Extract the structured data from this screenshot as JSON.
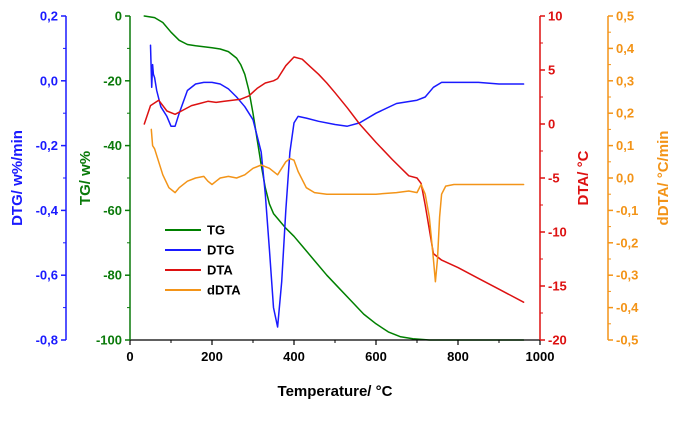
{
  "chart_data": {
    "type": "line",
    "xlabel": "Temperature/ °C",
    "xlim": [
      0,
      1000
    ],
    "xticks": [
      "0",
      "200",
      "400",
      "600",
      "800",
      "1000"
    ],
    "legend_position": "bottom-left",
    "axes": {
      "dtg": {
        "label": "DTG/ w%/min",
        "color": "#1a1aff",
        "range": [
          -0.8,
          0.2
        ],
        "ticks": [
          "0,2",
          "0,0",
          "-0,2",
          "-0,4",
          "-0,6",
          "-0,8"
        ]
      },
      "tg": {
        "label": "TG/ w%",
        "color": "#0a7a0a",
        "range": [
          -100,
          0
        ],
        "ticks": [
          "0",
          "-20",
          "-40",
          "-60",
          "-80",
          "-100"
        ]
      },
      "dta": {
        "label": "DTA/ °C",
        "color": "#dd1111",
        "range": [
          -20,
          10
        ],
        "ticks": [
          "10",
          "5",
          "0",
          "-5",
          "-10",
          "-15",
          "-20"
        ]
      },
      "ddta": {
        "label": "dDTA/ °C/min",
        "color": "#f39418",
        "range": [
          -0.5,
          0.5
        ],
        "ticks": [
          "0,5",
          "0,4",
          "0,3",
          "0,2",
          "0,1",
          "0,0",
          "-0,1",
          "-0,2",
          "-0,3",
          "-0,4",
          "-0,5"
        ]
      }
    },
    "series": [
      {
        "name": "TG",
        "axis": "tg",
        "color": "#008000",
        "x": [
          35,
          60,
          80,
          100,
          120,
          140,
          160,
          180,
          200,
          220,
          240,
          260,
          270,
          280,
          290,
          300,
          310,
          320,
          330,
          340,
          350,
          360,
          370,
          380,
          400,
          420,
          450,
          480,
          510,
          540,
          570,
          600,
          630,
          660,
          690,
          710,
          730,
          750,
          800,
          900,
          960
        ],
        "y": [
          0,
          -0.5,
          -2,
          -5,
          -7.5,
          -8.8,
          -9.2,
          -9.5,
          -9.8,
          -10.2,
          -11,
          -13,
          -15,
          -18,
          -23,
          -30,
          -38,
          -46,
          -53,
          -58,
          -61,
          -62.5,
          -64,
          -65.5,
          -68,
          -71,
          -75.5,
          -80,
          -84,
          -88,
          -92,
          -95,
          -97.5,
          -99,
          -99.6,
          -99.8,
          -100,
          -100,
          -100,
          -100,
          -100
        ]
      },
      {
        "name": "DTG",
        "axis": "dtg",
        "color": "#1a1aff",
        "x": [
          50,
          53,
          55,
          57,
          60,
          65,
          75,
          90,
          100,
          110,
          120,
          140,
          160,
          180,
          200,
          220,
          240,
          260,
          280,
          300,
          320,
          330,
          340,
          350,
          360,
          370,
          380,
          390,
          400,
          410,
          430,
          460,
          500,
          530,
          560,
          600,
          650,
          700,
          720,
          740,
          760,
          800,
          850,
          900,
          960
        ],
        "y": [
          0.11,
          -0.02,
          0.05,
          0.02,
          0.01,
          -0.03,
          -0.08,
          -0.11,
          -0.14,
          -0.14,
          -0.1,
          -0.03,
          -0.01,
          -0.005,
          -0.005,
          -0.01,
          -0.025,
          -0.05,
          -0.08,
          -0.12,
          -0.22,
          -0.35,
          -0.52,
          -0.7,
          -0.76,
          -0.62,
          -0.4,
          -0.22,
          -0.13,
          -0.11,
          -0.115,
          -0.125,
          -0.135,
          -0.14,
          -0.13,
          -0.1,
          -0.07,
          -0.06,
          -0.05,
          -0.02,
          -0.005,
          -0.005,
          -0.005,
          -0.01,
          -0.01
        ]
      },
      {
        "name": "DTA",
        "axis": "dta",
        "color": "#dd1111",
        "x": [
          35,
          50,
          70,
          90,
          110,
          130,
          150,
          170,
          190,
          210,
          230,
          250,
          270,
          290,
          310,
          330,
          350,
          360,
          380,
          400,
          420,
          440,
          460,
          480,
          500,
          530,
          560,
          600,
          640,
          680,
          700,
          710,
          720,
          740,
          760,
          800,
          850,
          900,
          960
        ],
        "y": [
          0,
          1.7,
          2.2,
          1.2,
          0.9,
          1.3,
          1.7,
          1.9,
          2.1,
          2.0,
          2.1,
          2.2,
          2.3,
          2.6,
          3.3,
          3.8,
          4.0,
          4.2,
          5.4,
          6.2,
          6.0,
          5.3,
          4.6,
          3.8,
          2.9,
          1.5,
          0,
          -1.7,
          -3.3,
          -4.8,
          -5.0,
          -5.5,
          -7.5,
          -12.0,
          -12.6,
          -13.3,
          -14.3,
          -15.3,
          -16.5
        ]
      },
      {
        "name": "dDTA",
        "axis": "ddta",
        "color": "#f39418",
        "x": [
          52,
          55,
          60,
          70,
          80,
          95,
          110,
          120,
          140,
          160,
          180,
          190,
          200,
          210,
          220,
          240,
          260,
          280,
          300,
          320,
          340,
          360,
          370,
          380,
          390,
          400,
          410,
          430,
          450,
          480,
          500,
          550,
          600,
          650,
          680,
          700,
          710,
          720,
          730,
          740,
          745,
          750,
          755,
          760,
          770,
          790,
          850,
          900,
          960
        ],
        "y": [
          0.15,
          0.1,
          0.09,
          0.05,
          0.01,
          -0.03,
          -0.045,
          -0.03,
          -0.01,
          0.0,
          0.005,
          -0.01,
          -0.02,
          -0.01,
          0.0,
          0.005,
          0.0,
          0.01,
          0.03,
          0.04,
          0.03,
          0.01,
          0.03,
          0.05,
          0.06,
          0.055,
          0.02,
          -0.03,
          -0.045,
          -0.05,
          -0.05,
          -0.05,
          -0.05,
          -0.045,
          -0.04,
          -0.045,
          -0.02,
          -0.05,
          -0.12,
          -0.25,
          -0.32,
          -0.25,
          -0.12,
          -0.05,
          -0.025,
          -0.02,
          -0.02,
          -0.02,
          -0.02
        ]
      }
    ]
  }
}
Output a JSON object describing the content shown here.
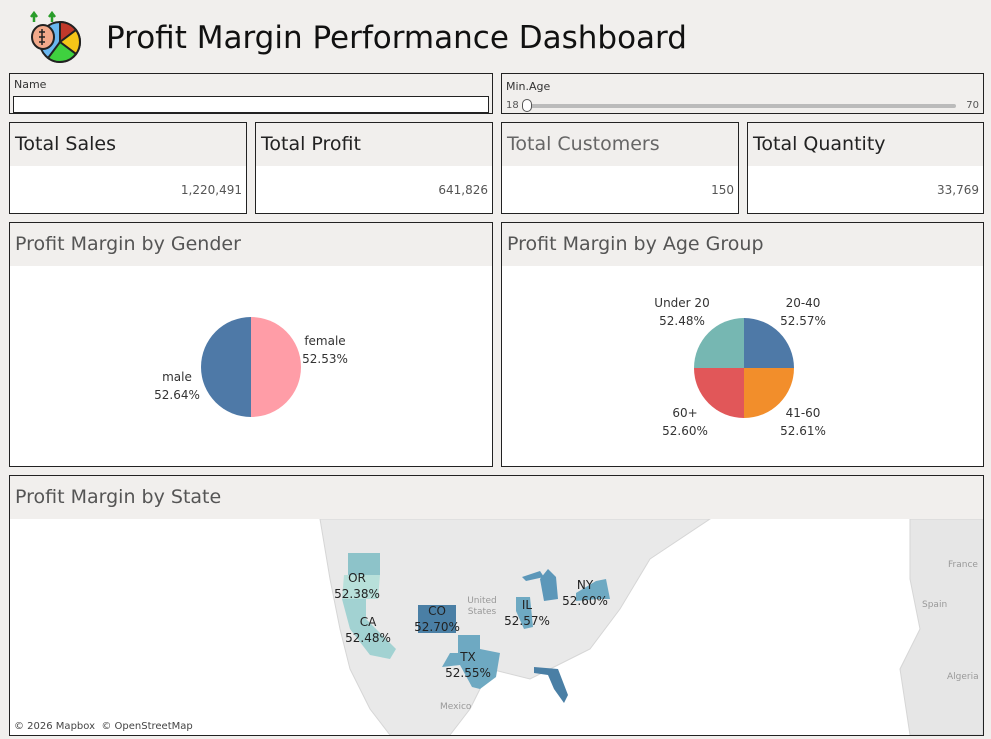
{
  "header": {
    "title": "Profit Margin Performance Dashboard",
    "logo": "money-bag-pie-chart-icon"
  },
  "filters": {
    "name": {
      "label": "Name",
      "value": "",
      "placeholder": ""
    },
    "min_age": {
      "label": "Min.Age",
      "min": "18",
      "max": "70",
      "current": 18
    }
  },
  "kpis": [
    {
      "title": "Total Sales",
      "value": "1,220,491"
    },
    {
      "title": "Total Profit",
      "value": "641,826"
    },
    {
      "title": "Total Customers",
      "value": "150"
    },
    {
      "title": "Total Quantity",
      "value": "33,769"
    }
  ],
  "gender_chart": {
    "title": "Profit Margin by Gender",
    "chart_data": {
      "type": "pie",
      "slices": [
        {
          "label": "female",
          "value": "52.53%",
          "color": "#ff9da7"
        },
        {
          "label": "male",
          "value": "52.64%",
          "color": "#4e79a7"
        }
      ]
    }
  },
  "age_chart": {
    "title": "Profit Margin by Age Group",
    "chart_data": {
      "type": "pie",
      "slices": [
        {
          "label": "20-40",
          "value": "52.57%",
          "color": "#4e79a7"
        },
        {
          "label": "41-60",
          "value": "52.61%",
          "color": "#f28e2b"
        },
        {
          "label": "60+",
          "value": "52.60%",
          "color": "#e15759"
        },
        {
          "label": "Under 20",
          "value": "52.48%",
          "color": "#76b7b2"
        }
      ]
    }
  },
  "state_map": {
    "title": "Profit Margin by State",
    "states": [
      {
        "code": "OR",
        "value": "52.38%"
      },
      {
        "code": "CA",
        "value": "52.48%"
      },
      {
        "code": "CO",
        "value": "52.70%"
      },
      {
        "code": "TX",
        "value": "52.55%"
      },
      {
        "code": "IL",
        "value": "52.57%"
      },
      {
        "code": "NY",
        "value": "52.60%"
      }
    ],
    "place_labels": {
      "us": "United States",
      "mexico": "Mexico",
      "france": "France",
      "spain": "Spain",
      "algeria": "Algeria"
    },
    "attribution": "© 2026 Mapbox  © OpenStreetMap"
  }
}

━━━━━━━━━━

**Given exercise:** Only lines holding the string "Margin" are wanted; gather each one from the entries above.

**Task solution:**
    "title": "Profit Margin Performance Dashboard",
    "title": "Profit Margin by Gender",
    "title": "Profit Margin by Age Group",
    "title": "Profit Margin by State",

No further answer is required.